>> START GIVEN PASSAGE
Over time, the feedforward commands will become sufficient by themselves for reliably producing the sound. That is, the motor program will have become accurate enough that it generates very few auditory errors, obviating the need for auditory feedback control in most instances. At this point the model can fluently produce the speech sound. As the speech articulators grow, the auditory feedback control subsystem continually corrects for changes in the biomechanics of the vocal tract. These corrective commands are subsumed into the motor program, thus allowing it to stay tuned despite significant changes to the shapes and sizes of the articulators over the course of life.

As the model repeatedly produces a sound, it also learns a somatosensory target region for that sound, analogous to the auditory target region. The somatosensory target represents the expected proprioceptive and tactile sensations elicited when producing the sound. This target is different from the auditory target in that it cannot be learned from other speakers, as essential information about tactile patterns, tongue shape, etc. are not available to a listener. The somatosensory target must instead be learned through self-monitoring of one’s own correct productions, a process that occurs at a later stage than the learning of auditory targets.

The simulation study of Callan et al. 2000 provides an example of how the DIVA model has been used to investigate speech motor development. This study involved computer simulations of the process of learning and correctly producing English vowels during developmental growth of the vocal tract. The model was grounded in empirical data by including the sizes and shapes of infant vocal tracts measured with magnetic resonance imaging. Vowel formants were successfully produced along a developmental timeline that matched those observed in real developing infants, showing the feasibility of the model. The simulation provided additional insight into speech development by showing how infants could make use of motor equivalence to produce a sound, even under the constraints of changing articulator shapes and sizes.

II. Development of speech motor programs

The motor learning process implemented in computer simulations of the DIVA model as described in the previous section is a highly simplified approximation of speech development in children. In the current section, we provide a more detailed account of the stages of speech development in infants and children with reference to components of the DIVA model.
>> END GIVEN PASSAGE
>> START SUPPLIED MATERIAL
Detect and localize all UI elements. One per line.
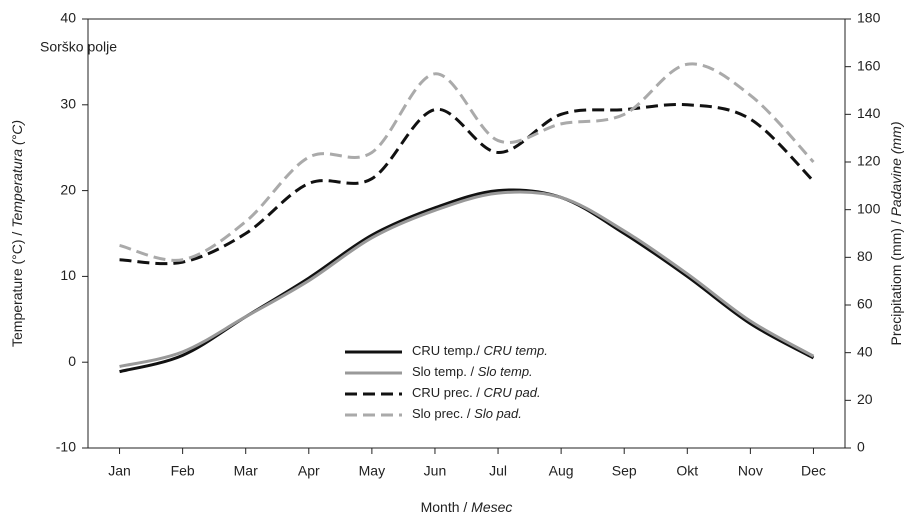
>> END SUPPLIED MATERIAL
→ **TO-DO LIST**
1: Duplicate the passage on speech motor learning from "II. Development of" up to and including "the DIVA model.".
2: Pick up the passage on speech motor learning after its final sentence and carry it forward.
The lines placed after the passage on speech motor learning are separate material.

→ **ANSWERS FOR THIS EXERCISE**
1:
II. Development of speech motor programs

The motor learning process implemented in computer simulations of the DIVA model as described in the previous section is a highly simplified approximation of speech development in children. In the current section, we provide a more detailed account of the stages of speech development in infants and children with reference to components of the DIVA model.

2:
Overview of infant babbling

The first two months of infancy are characterized by a phonation stage (see Oller 1980, and Stark, 1980, for reviews of infant babbling), during which speech-like vocalizations are only rarely exhibited. The few speech-like sounds that can be observed consist largely of phonation with the mouth closed or nearly closed. The next developmental phase, occurring from 2 to 3 months of age, is known as the “goo” stage and is characterized by the production of crude syllable-like sequences composed mostly of velar consonant-like elements in combination with vowel-like elements. By 4 to 6 months old, most infants enter the expansion stage, characterized by the production of several new sound types, including labiolingual and bilabial trills, growls, and squeals. The expansion stage may also contain some of marginal babbling, consisting of vocal tract closures in combination with better-formed vowel-like utterances. Seven months of age sees most infants entering the canonical or reduplicated babbling stage, in which syllables with adult-like timing characteristics emerge. During this stage, many utterances consist of reduplicated syllables such as “bababa”. The nonreduplicated babbling stage follows at around 10 months old; it is characterized by the use of different consonants and vowels within the same babbling sequence (e.g., “dadabi”). It has been suggested (MacNeilage and Davis 1990) that during the nonreduplicated babbling stage infants begin learning how to produce the phonemes of their native language.

An important feature of this developmental sequence is that many non-speech vocalizations and articulator movements occur well before the onset of frequent speech sounds. It is this observation that motivates the two learning stages of the DIVA model. In the first stage, sensory-motor relationships between the motor, somatosensory, and auditory systems are learned. In a sense, this stage consists of learning about the biophysics of the vocal tract; that is, the infant learns the sensory consequences of various oromotor actions. In the second stage, individual speech sounds from the native language are learned. While these stages are typically carried out sequentially in model simulations for convenience, the real speech motor learning process is not so discrete (e.g., de Boysson-Bardies, Sagart, and Durand 1984; de Boysson-Bardies et al. 1989; Mitchell and Kent 1990) and involves processes not addressed in computer simulations of DIVA. Table 1 provides an overview of these processes, which are detailed in the following paragraphs.

Table 1.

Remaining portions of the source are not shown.